** Task description **
Check every line of the entries that follow, and copy the ones containing "Japon".

** Extracted information **
****
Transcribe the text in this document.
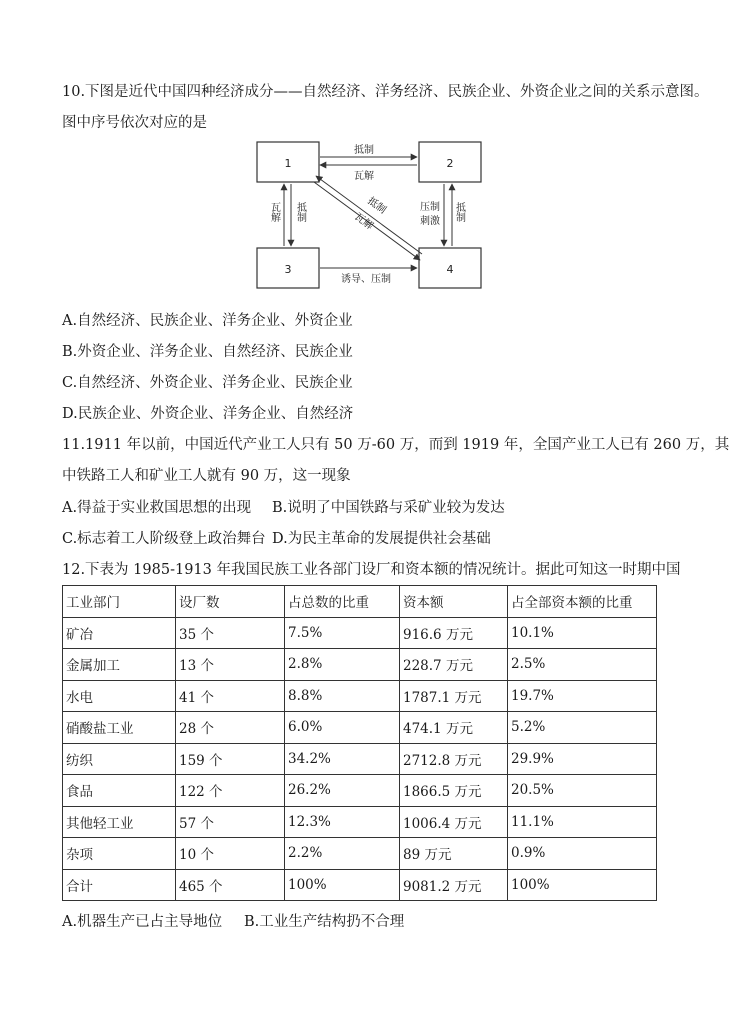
10.下图是近代中国四种经济成分——自然经济、洋务经济、民族企业、外资企业之间的关系示意图。
图中序号依次对应的是
1	2
3	4
抵制
瓦解
瓦解 抵制	瓦解
抵制	压制
刺激 抵制
诱导、压制
A.自然经济、民族企业、洋务企业、外资企业
B.外资企业、洋务企业、自然经济、民族企业
C.自然经济、外资企业、洋务企业、民族企业
D.民族企业、外资企业、洋务企业、自然经济
11.1911 年以前，中国近代产业工人只有 50 万-60 万，而到 1919 年，全国产业工人已有 260 万，其
中铁路工人和矿业工人就有 90 万，这一现象
A.得益于实业救国思想的出现 B.说明了中国铁路与采矿业较为发达
C.标志着工人阶级登上政治舞台 D.为民主革命的发展提供社会基础
12.下表为 1985-1913 年我国民族工业各部门设厂和资本额的情况统计。据此可知这一时期中国
工业部门	设厂数	占总数的比重	资本额	占全部资本额的比重
矿冶	35 个	7.5%	916.6 万元	10.1%
金属加工	13 个	2.8%	228.7 万元	2.5%
水电	41 个	8.8%	1787.1 万元	19.7%
硝酸盐工业	28 个	6.0%	474.1 万元	5.2%
纺织	159 个	34.2%	2712.8 万元	29.9%
食品	122 个	26.2%	1866.5 万元	20.5%
其他轻工业	57 个	12.3%	1006.4 万元	11.1%
杂项	10 个	2.2%	89 万元	0.9%
合计	465 个	100%	9081.2 万元	100%
A.机器生产已占主导地位 B.工业生产结构扔不合理
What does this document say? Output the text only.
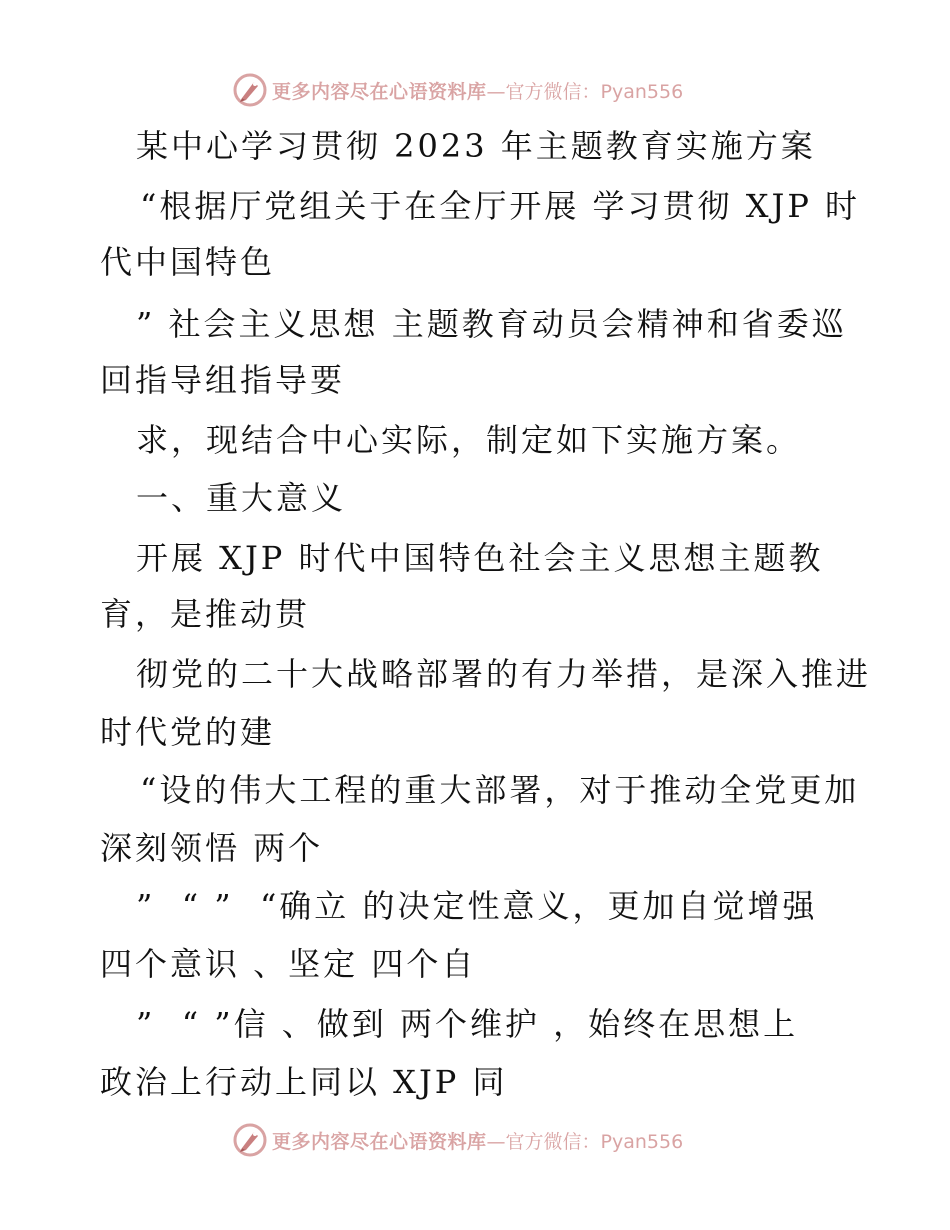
更多内容尽在心语资料库 —官方微信：Pyan556
某中心学习贯彻 2023 年主题教育实施方案
“根据厅党组关于在全厅开展 学习贯彻 XJP 时
代中国特色
” 社会主义思想 主题教育动员会精神和省委巡
回指导组指导要
求，现结合中心实际，制定如下实施方案。
一、重大意义
开展 XJP 时代中国特色社会主义思想主题教
育，是推动贯
彻党的二十大战略部署的有力举措，是深入推进
时代党的建
“设的伟大工程的重大部署，对于推动全党更加
深刻领悟 两个
”  “ ”  “确立 的决定性意义，更加自觉增强
四个意识 、坚定 四个自
”  “ ”信 、做到 两个维护 ，始终在思想上
政治上行动上同以 XJP 同
更多内容尽在心语资料库 —官方微信：Pyan556
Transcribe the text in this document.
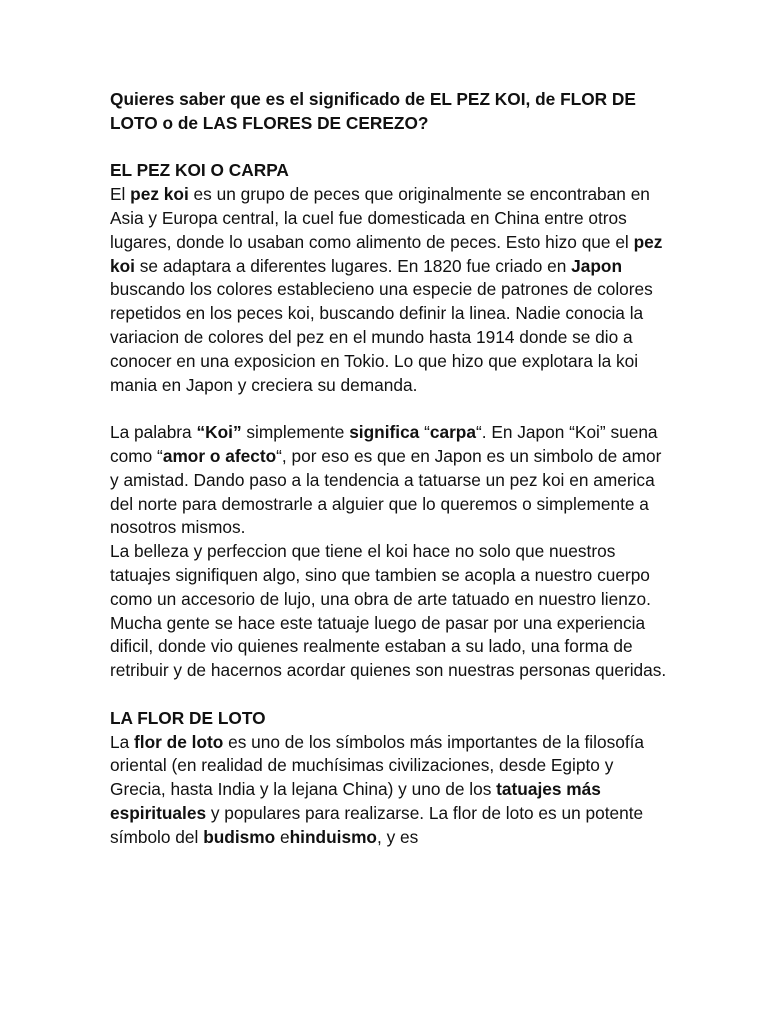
Quieres saber que es el significado de EL PEZ KOI, de FLOR DE
LOTO o de LAS FLORES DE CEREZO?

EL PEZ KOI O CARPA

El pez koi es un grupo de peces que originalmente se encontraban en Asia y Europa central, la cuel fue domesticada en China entre otros lugares, donde lo usaban como alimento de peces. Esto hizo que el pez koi se adaptara a diferentes lugares. En 1820 fue criado en Japon buscando los colores establecieno una especie de patrones de colores repetidos en los peces koi, buscando definir la linea. Nadie conocia la variacion de colores del pez en el mundo hasta 1914 donde se dio a conocer en una exposicion en Tokio. Lo que hizo que explotara la koi mania en Japon y creciera su demanda.

La palabra “Koi” simplemente significa “carpa“. En Japon “Koi” suena como “amor o afecto“, por eso es que en Japon es un simbolo de amor y amistad. Dando paso a la tendencia a tatuarse un pez koi en america del norte para demostrarle a alguier que lo queremos o simplemente a nosotros mismos.

La belleza y perfeccion que tiene el koi hace no solo que nuestros tatuajes signifiquen algo, sino que tambien se acopla a nuestro cuerpo como un accesorio de lujo, una obra de arte tatuado en nuestro lienzo.

Mucha gente se hace este tatuaje luego de pasar por una experiencia dificil, donde vio quienes realmente estaban a su lado, una forma de retribuir y de hacernos acordar quienes son nuestras personas queridas.

LA FLOR DE LOTO

La flor de loto es uno de los símbolos más importantes de la filosofía oriental (en realidad de muchísimas civilizaciones, desde Egipto y Grecia, hasta India y la lejana China) y uno de los tatuajes más espirituales y populares para realizarse. La flor de loto es un potente símbolo del budismo ehinduismo, y es
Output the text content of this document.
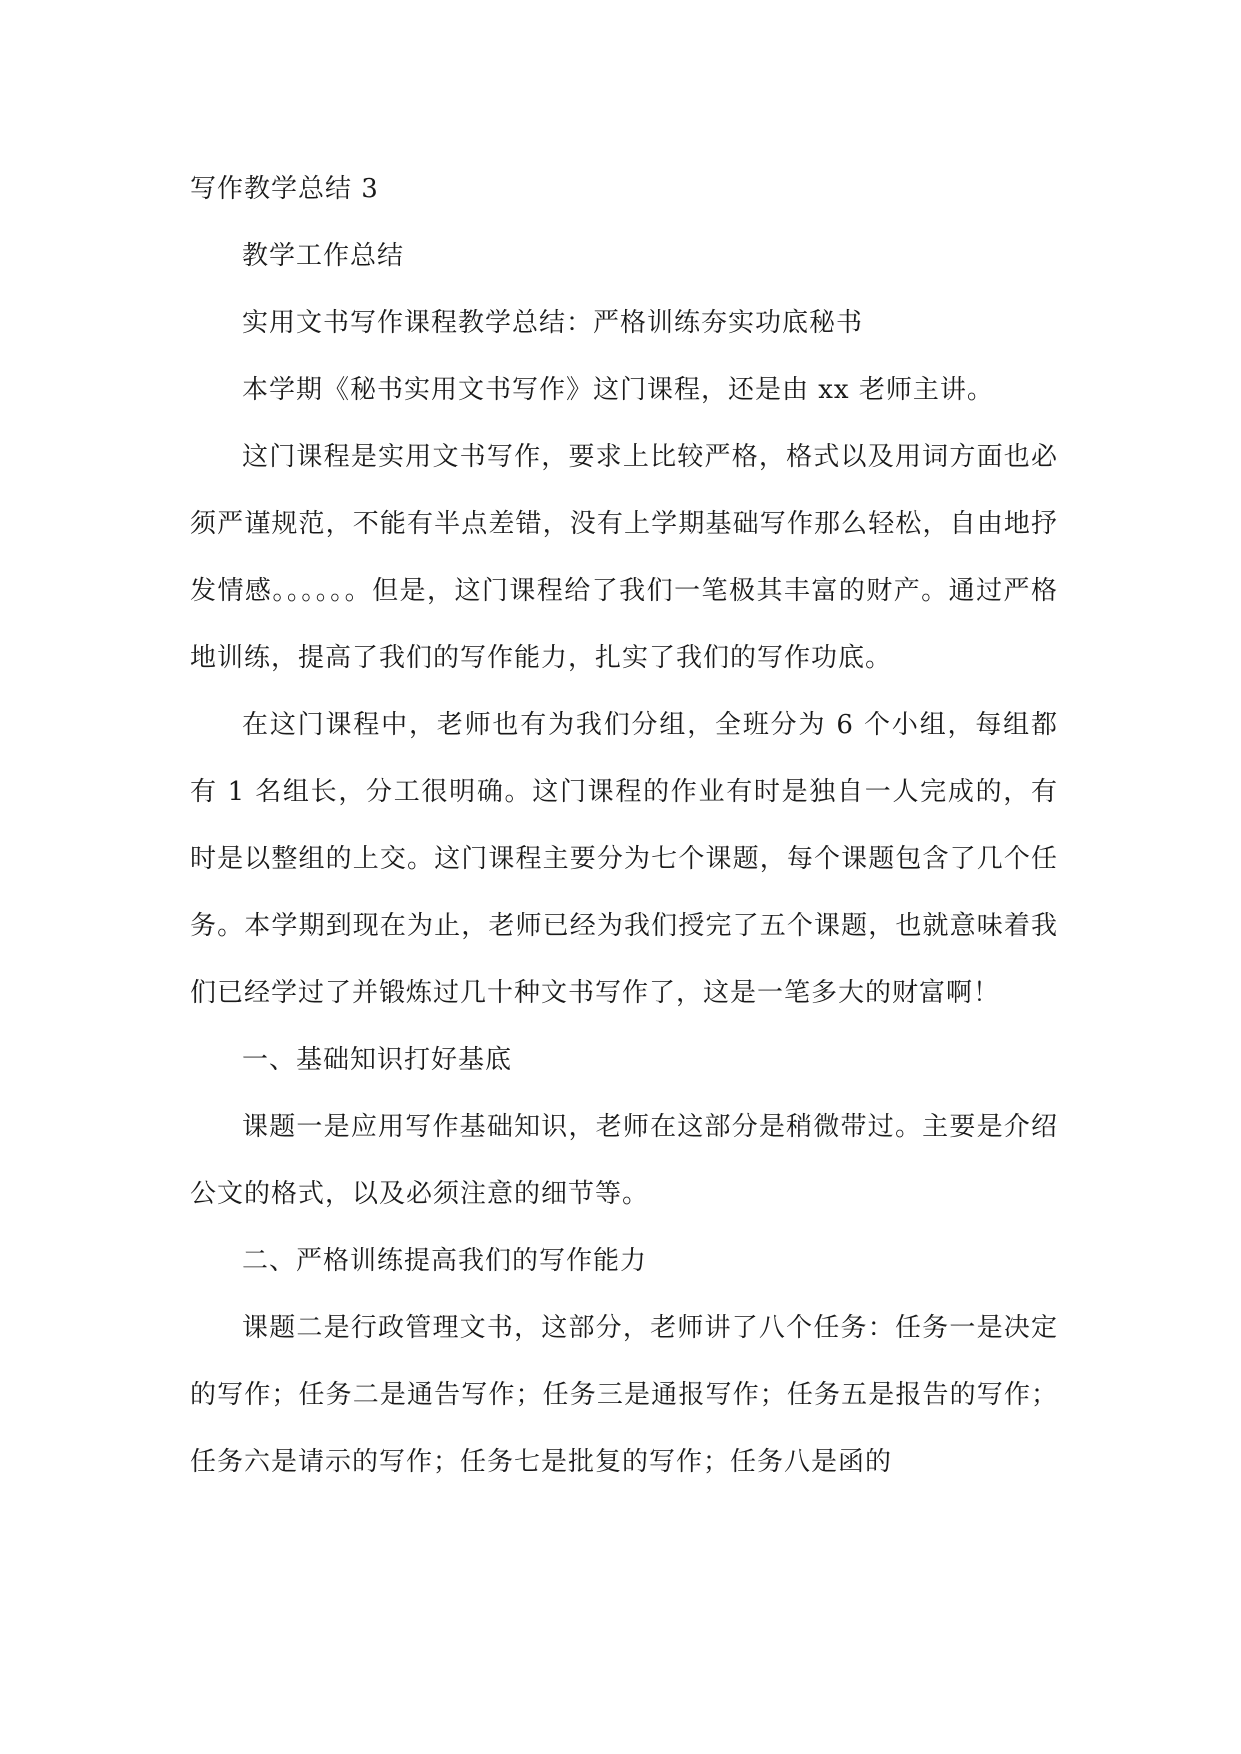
写作教学总结 3

教学工作总结

实用文书写作课程教学总结：严格训练夯实功底秘书

本学期《秘书实用文书写作》这门课程，还是由 xx 老师主讲。

这门课程是实用文书写作，要求上比较严格，格式以及用词方面也必须严谨规范，不能有半点差错，没有上学期基础写作那么轻松，自由地抒发情感。。。。。。但是，这门课程给了我们一笔极其丰富的财产。通过严格地训练，提高了我们的写作能力，扎实了我们的写作功底。

在这门课程中，老师也有为我们分组，全班分为 6 个小组，每组都有 1 名组长，分工很明确。这门课程的作业有时是独自一人完成的，有时是以整组的上交。这门课程主要分为七个课题，每个课题包含了几个任务。本学期到现在为止，老师已经为我们授完了五个课题，也就意味着我们已经学过了并锻炼过几十种文书写作了，这是一笔多大的财富啊！

一、基础知识打好基底

课题一是应用写作基础知识，老师在这部分是稍微带过。主要是介绍公文的格式，以及必须注意的细节等。

二、严格训练提高我们的写作能力

课题二是行政管理文书，这部分，老师讲了八个任务：任务一是决定的写作；任务二是通告写作；任务三是通报写作；任务五是报告的写作；任务六是请示的写作；任务七是批复的写作；任务八是函的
****
** Answer to this task **
El pez koi es un grupo de peces que originalmente se encontraban en Asia y Europa central, la cuel fue domesticada en China entre otros lugares, donde lo usaban como alimento de peces. Esto hizo que el pez koi se adaptara a diferentes lugares. En 1820 fue criado en Japon buscando los colores establecieno una especie de patrones de colores repetidos en los peces koi, buscando definir la linea. Nadie conocia la variacion de colores del pez en el mundo hasta 1914 donde se dio a conocer en una exposicion en Tokio. Lo que hizo que explotara la koi mania en Japon y creciera su demanda.
La palabra “Koi” simplemente significa “carpa“. En Japon “Koi” suena como “amor o afecto“, por eso es que en Japon es un simbolo de amor y amistad. Dando paso a la tendencia a tatuarse un pez koi en america del norte para demostrarle a alguier que lo queremos o simplemente a nosotros mismos.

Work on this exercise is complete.